Records »
⁂

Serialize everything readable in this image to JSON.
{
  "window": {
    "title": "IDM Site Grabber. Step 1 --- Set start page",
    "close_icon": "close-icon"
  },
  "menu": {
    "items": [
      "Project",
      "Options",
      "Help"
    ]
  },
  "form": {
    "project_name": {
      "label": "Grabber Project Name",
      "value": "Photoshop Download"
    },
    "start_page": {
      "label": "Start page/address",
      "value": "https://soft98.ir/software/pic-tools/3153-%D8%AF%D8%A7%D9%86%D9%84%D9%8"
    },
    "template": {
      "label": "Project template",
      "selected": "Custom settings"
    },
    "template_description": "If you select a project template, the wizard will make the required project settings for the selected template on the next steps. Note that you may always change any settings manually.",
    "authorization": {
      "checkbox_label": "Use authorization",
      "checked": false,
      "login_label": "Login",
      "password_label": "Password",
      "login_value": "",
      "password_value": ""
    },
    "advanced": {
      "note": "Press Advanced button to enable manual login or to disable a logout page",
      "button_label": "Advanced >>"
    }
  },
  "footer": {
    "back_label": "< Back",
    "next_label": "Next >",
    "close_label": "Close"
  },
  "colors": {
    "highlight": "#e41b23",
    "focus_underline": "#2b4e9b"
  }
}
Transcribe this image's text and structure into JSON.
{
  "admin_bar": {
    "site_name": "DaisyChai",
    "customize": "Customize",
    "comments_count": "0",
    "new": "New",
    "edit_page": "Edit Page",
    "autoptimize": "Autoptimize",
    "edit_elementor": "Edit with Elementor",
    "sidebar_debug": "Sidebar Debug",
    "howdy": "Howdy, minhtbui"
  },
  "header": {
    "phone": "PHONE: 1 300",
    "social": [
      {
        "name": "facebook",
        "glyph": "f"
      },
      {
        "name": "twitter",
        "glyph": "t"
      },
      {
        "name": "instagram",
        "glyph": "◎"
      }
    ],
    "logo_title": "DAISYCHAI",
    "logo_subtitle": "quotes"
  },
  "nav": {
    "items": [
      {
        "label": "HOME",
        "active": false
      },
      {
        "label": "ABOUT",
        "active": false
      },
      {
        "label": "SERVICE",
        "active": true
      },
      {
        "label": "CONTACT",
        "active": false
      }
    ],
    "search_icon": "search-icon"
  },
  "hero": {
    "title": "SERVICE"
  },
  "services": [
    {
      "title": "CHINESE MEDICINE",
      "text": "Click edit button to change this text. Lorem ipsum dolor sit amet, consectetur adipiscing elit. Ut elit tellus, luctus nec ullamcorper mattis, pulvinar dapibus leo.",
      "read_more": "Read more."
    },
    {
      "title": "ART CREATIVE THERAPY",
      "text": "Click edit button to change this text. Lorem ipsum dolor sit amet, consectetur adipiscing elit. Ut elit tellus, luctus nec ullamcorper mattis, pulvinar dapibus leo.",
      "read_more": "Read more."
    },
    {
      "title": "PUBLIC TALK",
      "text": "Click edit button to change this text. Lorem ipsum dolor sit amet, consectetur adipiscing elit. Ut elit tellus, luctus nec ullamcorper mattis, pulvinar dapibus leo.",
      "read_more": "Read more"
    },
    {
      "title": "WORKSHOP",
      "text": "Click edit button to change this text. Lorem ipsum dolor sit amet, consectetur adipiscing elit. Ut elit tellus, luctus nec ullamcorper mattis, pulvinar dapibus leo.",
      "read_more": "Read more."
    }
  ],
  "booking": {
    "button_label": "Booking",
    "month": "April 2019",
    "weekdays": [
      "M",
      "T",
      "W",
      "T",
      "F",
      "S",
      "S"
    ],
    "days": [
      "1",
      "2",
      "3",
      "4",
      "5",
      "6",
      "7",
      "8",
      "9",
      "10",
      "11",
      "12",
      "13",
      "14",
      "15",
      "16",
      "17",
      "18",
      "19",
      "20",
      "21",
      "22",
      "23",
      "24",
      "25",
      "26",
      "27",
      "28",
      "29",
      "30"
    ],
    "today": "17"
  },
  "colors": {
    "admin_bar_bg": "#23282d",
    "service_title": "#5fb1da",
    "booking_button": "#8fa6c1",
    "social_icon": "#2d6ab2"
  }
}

⁂

Exercise » Scan the material above for the word "Grabber". Copy each line where it occurs.

Correct output »
    "title": "IDM Site Grabber. Step 1 --- Set start page",
      "label": "Grabber Project Name",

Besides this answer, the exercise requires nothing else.